In the entries below, find every line holding the string "JSON" and collect it.

### Data to use

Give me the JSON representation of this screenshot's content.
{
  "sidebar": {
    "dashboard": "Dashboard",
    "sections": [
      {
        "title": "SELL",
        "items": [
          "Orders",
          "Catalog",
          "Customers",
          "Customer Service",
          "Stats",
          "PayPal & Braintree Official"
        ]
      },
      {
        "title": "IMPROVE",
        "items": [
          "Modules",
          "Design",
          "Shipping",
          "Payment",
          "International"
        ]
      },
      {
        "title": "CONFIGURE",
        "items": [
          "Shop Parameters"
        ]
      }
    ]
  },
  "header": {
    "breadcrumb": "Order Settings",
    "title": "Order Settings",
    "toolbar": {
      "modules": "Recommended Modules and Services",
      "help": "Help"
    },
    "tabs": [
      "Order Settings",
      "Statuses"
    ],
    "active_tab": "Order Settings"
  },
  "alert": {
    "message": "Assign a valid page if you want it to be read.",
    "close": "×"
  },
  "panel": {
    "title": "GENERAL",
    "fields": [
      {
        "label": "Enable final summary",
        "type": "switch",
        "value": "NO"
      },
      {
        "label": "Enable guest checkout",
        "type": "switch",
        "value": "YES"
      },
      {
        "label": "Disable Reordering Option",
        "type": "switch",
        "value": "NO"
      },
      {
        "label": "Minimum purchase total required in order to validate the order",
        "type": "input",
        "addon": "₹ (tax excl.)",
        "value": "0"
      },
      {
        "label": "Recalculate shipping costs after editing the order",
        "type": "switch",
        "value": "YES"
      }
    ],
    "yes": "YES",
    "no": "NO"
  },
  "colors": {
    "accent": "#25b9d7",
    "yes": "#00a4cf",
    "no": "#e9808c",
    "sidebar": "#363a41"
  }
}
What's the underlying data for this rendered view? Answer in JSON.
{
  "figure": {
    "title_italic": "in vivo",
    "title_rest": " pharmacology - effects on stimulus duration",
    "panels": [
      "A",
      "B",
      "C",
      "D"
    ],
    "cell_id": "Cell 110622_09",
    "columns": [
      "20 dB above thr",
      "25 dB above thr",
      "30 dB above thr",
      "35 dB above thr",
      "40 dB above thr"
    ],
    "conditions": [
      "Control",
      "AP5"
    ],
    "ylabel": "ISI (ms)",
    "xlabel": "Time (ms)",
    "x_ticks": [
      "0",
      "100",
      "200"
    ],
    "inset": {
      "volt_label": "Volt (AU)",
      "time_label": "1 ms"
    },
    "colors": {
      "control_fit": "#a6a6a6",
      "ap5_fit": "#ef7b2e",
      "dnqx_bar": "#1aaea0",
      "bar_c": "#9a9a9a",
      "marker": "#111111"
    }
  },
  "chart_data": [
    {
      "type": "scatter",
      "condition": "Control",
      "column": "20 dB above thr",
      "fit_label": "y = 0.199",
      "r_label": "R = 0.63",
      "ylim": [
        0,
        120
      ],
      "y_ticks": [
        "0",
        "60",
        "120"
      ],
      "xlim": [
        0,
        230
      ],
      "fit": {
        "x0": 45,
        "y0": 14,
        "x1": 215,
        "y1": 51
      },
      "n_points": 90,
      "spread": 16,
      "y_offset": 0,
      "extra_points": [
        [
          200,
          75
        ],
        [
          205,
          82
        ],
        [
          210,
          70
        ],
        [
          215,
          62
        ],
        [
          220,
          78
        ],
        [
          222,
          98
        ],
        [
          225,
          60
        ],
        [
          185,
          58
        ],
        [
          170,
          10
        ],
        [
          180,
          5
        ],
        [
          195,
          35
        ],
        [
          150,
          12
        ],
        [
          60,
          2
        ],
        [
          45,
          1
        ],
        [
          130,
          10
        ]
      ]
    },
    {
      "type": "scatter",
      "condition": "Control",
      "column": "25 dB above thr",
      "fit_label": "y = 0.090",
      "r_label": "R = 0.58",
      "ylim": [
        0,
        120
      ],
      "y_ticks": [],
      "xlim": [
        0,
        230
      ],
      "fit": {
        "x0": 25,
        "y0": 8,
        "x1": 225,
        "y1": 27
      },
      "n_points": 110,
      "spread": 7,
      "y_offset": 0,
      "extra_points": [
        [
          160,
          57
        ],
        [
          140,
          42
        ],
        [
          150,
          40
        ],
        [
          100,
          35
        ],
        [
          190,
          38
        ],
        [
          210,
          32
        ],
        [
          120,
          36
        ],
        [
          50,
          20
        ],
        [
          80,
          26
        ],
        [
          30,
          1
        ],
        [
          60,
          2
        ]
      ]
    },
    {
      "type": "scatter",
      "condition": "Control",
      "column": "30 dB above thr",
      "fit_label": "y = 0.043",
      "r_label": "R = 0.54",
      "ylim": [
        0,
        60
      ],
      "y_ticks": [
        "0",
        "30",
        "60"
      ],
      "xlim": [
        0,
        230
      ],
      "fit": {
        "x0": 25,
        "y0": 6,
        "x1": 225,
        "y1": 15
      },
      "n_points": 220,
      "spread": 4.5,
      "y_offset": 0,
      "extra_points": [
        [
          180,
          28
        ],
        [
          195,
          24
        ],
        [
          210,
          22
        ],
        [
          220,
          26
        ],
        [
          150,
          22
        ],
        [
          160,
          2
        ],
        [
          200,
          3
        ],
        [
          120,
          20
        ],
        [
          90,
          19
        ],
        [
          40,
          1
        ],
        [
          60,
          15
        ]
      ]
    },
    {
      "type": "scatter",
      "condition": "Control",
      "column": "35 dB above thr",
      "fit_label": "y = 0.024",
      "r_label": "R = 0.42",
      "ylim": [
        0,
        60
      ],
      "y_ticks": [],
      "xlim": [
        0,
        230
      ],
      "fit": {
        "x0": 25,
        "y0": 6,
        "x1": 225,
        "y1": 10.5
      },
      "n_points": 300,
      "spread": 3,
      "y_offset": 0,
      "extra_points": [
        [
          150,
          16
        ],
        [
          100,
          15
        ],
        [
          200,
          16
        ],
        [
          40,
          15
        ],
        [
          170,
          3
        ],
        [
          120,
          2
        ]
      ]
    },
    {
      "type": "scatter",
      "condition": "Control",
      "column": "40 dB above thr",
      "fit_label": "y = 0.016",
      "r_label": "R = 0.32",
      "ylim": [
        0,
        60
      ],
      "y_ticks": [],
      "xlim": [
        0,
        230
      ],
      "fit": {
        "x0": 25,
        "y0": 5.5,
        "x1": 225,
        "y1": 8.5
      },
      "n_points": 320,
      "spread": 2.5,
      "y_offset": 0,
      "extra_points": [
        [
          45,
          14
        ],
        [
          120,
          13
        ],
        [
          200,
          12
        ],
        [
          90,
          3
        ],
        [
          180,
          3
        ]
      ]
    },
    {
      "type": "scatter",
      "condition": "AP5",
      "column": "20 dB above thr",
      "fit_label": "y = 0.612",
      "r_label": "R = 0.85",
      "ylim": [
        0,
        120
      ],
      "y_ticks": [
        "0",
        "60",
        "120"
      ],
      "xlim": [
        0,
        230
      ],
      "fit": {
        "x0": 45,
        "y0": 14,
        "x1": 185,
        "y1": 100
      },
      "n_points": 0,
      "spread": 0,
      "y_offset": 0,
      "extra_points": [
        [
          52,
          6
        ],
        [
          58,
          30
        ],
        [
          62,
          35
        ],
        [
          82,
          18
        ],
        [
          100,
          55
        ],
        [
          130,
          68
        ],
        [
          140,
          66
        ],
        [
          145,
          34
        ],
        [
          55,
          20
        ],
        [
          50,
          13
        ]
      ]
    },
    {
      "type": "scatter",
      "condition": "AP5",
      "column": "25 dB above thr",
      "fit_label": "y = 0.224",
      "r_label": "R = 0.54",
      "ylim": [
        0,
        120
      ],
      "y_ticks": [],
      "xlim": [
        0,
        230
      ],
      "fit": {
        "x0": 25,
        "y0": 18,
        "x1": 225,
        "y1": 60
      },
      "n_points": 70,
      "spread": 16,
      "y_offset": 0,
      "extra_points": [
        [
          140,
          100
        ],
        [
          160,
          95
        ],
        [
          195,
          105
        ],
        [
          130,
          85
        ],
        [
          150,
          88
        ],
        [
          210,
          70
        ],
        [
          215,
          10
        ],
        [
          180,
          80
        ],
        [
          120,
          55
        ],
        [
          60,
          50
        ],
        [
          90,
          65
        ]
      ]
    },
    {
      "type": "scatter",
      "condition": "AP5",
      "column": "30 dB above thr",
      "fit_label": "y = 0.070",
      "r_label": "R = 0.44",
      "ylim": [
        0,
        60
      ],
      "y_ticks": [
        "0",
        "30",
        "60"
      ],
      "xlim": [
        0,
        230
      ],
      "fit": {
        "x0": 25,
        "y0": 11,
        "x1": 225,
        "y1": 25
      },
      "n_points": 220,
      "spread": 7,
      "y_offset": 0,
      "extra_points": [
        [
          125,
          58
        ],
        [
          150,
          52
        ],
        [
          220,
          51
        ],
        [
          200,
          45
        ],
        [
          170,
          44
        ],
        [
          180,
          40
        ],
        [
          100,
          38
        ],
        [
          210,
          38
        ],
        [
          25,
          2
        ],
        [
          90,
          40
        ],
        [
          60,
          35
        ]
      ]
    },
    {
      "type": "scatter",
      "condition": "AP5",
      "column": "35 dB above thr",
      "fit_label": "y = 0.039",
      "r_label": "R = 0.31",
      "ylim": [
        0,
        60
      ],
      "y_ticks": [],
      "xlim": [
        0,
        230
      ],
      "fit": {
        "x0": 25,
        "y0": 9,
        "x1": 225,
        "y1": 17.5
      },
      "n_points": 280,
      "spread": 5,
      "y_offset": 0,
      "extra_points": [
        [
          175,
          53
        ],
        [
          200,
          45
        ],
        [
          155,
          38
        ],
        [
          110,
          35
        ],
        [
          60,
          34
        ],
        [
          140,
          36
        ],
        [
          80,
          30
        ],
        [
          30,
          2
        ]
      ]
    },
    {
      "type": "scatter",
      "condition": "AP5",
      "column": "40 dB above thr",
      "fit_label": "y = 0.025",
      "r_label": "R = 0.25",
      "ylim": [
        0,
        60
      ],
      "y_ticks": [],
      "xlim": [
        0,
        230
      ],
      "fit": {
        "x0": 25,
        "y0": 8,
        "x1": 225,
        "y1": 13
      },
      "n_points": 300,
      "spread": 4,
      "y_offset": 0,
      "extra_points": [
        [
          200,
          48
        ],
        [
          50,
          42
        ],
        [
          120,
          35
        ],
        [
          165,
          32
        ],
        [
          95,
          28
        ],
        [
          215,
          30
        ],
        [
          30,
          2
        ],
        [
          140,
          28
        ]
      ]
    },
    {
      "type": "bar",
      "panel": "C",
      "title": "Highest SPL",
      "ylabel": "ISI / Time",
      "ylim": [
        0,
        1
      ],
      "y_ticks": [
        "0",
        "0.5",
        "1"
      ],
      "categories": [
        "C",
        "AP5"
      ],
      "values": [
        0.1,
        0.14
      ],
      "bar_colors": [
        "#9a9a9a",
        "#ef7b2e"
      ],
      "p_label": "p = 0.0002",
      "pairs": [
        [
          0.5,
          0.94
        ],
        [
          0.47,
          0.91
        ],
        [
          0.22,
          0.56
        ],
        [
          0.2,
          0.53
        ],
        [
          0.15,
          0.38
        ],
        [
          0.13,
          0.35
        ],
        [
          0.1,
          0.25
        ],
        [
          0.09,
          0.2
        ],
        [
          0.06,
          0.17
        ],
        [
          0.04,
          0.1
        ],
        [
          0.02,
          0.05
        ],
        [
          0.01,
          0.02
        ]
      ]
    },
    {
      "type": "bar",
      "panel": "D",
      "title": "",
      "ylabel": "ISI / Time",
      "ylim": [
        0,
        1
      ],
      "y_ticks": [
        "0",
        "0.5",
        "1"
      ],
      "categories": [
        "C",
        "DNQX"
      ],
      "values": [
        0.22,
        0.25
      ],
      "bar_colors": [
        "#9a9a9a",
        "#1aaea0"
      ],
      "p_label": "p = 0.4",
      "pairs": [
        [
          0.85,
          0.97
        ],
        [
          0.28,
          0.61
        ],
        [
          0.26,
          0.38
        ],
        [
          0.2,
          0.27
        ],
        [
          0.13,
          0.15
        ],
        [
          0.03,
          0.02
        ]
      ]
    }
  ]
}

######

Answer to the exercise
Give me the JSON representation of this screenshot's content.
What's the underlying data for this rendered view? Answer in JSON.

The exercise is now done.